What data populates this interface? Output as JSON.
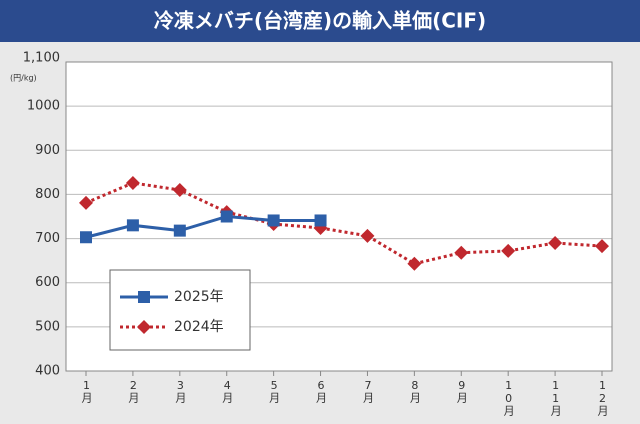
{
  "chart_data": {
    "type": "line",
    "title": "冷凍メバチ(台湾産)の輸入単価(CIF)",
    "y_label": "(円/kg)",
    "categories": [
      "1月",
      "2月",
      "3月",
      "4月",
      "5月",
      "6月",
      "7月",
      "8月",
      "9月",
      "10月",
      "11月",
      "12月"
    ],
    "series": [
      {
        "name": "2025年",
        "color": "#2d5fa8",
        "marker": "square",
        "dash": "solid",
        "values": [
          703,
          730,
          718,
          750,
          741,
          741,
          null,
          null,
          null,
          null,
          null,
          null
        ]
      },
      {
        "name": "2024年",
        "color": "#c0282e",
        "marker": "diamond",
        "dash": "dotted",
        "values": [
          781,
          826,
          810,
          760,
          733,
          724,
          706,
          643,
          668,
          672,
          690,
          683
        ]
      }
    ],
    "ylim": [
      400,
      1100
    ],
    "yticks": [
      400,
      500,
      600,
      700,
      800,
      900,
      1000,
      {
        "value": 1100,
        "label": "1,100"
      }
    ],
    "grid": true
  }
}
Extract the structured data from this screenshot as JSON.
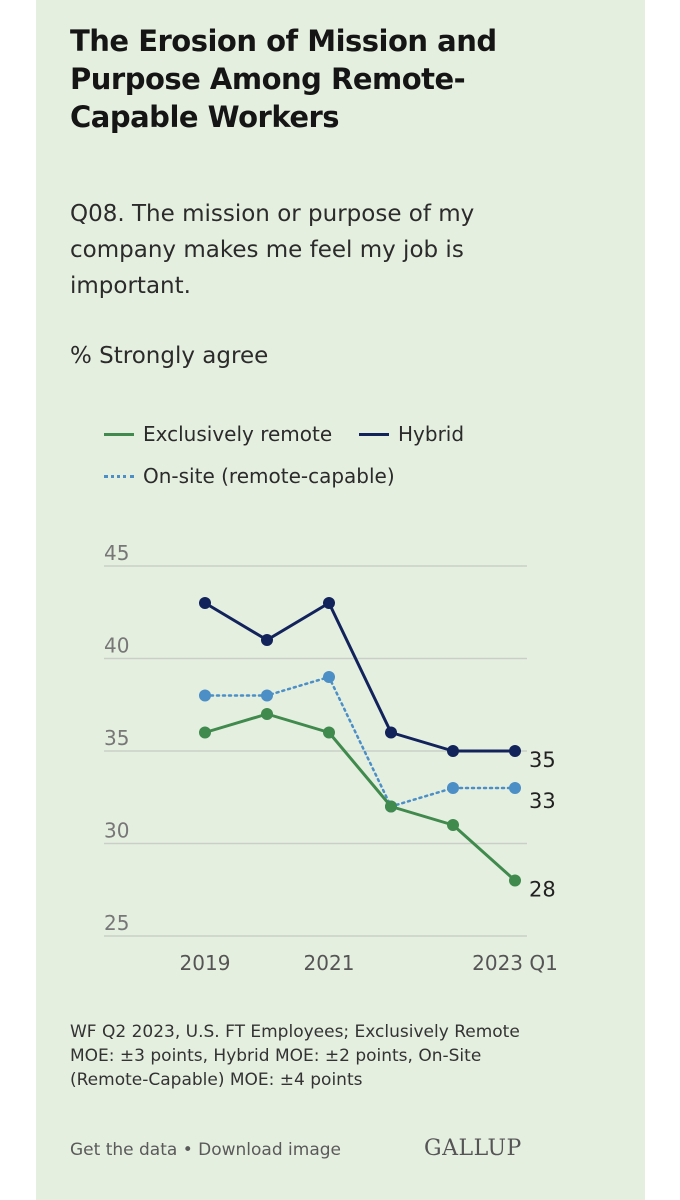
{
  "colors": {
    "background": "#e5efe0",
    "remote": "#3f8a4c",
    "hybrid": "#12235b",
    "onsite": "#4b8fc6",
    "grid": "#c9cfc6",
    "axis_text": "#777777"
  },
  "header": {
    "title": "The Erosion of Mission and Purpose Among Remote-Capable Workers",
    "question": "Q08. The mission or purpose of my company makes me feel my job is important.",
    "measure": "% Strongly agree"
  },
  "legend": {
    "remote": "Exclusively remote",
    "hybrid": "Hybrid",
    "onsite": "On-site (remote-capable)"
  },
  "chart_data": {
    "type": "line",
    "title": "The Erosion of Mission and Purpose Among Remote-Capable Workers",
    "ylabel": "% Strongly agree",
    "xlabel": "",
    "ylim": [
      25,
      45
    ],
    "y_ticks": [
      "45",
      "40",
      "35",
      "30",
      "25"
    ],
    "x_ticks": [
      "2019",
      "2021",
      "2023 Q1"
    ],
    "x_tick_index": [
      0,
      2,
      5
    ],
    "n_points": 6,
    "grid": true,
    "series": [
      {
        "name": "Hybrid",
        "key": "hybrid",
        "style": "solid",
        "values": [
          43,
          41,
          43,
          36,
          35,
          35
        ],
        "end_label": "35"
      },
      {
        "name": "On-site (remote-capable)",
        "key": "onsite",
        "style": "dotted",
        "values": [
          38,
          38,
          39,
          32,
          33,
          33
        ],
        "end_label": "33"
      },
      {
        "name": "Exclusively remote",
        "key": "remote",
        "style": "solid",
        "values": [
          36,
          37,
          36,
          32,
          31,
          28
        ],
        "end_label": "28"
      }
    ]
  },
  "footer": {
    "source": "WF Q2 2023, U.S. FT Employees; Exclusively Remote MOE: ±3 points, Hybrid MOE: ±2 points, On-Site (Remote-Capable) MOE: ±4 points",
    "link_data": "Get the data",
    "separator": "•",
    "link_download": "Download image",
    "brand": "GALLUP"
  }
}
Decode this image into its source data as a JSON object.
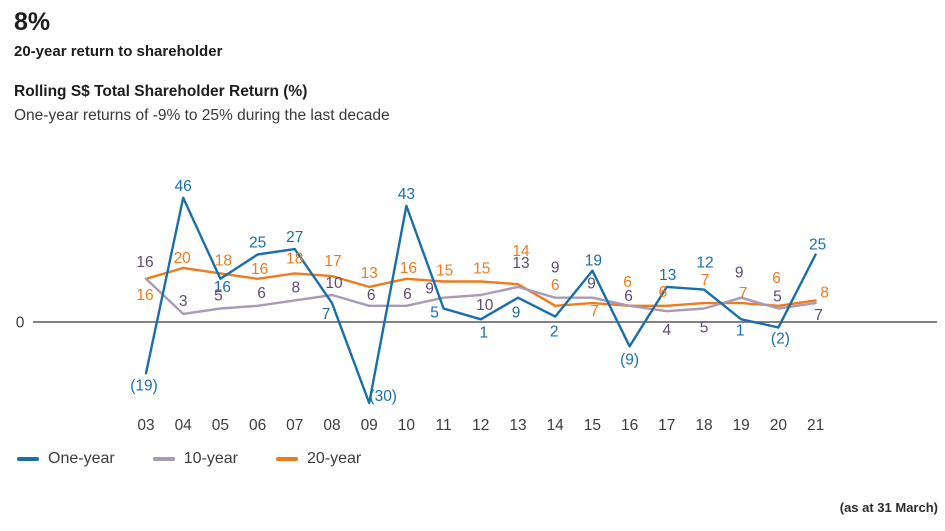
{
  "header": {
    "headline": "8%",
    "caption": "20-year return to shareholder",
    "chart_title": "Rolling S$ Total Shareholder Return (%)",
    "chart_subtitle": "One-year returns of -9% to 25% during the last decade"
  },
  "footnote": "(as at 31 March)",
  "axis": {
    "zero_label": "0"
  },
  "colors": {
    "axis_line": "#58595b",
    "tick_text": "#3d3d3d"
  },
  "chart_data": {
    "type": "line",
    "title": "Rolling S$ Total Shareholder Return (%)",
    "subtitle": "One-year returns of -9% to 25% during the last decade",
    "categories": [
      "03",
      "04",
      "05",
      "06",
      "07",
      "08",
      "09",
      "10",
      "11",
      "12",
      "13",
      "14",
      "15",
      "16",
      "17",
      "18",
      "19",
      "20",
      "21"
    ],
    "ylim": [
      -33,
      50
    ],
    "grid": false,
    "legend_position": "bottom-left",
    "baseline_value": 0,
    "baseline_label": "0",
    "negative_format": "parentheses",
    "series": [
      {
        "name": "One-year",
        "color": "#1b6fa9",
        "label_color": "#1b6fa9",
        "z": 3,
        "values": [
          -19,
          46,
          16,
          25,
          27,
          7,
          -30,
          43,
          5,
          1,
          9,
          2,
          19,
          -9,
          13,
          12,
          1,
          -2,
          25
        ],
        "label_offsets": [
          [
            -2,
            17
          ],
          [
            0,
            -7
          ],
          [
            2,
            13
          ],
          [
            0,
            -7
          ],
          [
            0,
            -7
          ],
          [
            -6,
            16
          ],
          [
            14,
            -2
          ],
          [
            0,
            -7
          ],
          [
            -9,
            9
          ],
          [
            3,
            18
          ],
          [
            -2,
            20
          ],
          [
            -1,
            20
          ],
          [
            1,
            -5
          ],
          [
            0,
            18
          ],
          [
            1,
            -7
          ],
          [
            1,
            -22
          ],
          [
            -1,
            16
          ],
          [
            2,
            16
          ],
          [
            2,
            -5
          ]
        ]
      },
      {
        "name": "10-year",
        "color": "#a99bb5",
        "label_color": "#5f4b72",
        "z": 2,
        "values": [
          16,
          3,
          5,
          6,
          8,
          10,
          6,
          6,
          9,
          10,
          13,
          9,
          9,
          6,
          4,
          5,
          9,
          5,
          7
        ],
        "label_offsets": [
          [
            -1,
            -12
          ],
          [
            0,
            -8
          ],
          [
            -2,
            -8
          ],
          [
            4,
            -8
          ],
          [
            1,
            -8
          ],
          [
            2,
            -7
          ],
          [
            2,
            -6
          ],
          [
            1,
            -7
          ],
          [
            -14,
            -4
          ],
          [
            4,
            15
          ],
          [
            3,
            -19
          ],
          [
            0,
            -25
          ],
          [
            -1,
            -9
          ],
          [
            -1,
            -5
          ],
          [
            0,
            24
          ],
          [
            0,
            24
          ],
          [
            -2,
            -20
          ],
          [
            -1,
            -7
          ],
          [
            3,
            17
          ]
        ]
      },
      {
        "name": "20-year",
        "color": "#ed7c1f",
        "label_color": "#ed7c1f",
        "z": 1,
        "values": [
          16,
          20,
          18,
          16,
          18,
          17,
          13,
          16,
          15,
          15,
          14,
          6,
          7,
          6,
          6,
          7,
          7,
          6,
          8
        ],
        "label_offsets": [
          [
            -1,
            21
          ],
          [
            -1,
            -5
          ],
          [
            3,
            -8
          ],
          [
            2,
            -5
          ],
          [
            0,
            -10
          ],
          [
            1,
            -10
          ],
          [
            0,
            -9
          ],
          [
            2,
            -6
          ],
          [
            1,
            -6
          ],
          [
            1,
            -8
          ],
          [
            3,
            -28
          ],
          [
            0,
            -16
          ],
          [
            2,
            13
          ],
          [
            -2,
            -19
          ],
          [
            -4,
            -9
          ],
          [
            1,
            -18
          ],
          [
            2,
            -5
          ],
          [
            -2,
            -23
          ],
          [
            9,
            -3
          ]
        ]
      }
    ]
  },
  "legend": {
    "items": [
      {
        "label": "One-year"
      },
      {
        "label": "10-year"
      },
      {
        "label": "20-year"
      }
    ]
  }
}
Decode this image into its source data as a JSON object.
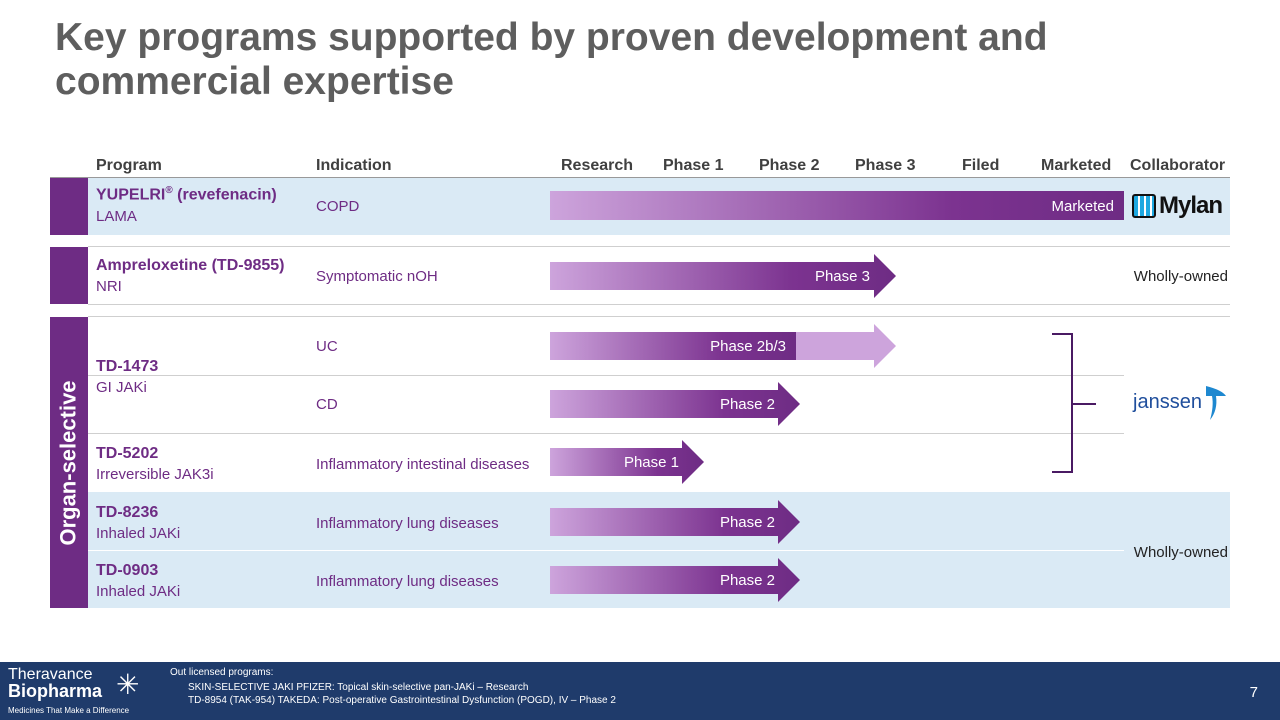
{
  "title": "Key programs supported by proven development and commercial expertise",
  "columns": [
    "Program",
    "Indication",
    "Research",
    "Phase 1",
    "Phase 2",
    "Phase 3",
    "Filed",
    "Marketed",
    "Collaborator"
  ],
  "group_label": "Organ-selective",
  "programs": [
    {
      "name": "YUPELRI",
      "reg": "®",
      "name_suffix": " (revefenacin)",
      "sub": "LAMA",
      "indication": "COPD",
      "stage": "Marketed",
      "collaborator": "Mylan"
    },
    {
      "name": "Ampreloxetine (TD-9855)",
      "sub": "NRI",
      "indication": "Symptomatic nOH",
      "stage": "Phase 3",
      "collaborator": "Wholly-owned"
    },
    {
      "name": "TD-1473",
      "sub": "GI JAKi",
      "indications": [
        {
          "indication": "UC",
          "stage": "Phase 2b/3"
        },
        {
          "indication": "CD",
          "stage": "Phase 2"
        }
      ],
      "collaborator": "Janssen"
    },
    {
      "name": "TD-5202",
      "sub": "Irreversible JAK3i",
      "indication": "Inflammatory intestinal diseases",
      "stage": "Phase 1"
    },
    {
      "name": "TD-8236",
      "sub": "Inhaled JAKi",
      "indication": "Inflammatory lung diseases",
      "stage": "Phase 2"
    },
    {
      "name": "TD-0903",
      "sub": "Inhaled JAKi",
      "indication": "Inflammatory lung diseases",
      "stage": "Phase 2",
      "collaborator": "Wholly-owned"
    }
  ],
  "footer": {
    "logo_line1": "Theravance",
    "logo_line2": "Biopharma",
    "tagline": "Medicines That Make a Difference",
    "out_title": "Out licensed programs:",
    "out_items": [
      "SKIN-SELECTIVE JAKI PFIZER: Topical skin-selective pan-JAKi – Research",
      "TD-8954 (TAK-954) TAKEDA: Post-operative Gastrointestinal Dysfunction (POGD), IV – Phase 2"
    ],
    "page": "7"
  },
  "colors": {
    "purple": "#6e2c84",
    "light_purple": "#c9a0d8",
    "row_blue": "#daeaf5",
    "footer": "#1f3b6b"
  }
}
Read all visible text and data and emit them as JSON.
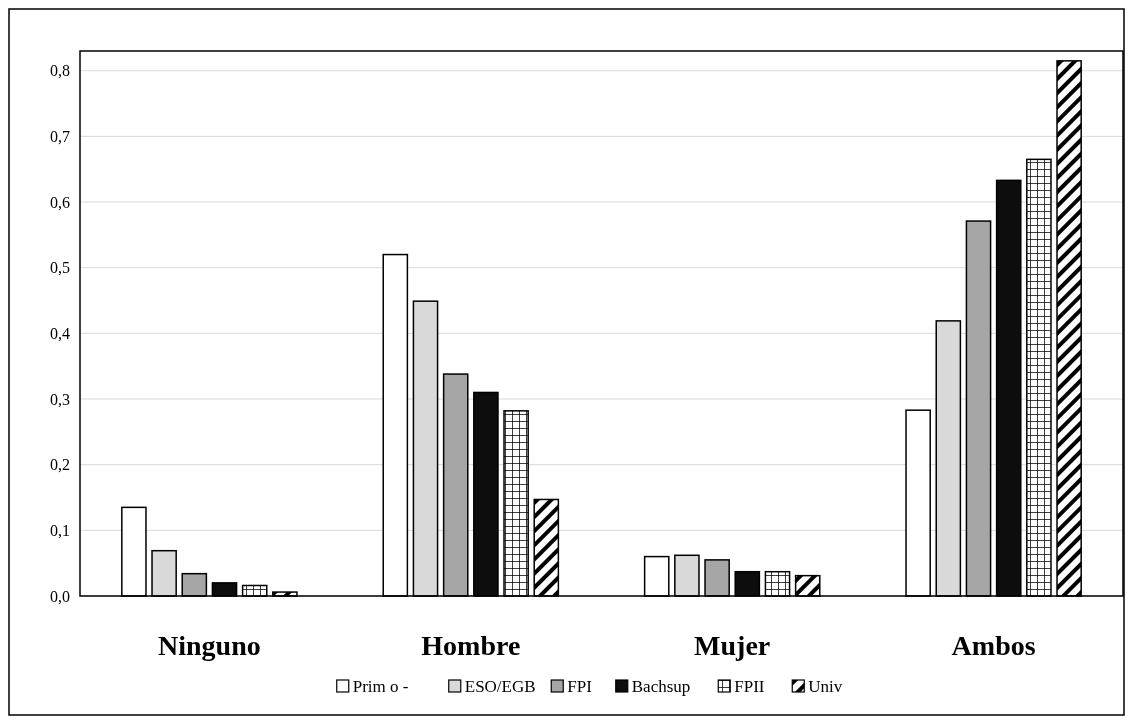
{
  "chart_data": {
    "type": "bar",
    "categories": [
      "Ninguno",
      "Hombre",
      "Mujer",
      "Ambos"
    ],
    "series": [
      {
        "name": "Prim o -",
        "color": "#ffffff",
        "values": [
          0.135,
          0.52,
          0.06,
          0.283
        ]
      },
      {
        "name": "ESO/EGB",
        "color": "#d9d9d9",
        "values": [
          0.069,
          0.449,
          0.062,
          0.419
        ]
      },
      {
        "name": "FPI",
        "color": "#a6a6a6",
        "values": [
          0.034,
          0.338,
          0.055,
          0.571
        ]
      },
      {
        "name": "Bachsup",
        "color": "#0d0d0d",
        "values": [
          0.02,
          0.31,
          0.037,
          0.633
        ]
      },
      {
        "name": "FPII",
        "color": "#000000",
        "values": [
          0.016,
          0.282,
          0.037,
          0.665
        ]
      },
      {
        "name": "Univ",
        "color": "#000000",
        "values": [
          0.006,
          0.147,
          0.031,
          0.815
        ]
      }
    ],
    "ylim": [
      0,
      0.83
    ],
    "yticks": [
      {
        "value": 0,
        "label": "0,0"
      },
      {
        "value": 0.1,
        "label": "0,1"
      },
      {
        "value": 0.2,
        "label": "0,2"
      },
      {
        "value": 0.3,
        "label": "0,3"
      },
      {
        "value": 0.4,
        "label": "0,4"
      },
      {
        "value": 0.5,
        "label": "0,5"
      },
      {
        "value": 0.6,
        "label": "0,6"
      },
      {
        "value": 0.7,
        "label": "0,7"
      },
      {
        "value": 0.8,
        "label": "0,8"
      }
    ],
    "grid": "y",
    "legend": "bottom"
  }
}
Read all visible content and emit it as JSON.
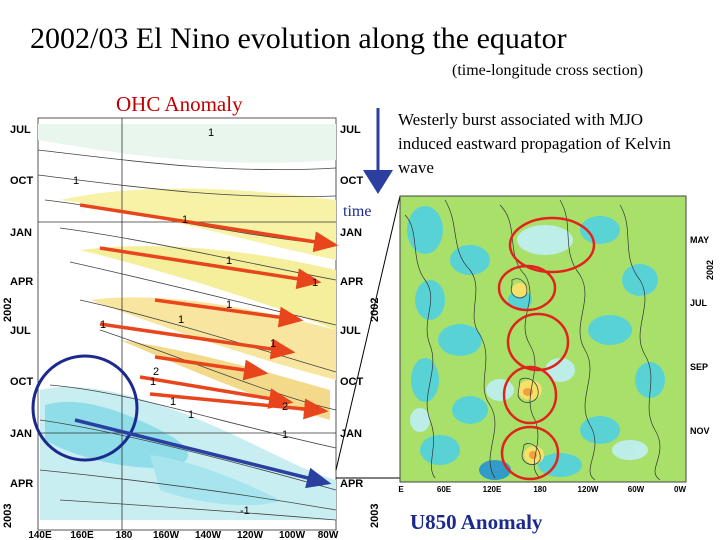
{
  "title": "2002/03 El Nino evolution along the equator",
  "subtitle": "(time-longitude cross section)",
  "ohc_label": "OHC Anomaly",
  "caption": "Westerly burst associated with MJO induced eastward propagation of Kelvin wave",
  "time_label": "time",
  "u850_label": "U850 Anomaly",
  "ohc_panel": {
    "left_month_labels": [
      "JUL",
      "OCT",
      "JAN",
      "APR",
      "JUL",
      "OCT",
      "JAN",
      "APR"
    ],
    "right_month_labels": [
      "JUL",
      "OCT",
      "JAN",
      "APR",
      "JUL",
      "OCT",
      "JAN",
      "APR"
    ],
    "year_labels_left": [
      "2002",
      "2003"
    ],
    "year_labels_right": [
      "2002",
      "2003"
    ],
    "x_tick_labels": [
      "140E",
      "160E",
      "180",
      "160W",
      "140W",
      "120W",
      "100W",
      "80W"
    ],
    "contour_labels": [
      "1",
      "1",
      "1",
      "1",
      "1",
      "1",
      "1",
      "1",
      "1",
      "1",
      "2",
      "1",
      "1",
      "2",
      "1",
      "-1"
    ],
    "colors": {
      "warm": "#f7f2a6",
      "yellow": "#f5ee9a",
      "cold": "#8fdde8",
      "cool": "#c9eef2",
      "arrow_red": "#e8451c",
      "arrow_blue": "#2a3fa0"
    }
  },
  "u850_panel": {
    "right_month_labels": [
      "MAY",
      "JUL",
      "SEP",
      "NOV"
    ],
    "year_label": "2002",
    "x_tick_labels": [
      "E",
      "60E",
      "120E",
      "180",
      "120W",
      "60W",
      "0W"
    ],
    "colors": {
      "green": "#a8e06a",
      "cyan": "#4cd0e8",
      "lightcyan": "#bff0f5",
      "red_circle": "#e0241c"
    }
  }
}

DESCRIPTION OF THE TASK: Report every line in the data above in which the word "Exclusively" appears.

EXPECTED ANSWER:
    "remote": "Exclusively remote",
        "name": "Exclusively remote",
    "source": "WF Q2 2023, U.S. FT Employees; Exclusively Remote MOE: ±3 points, Hybrid MOE: ±2 points, On-Site (Remote-Capable) MOE: ±4 points",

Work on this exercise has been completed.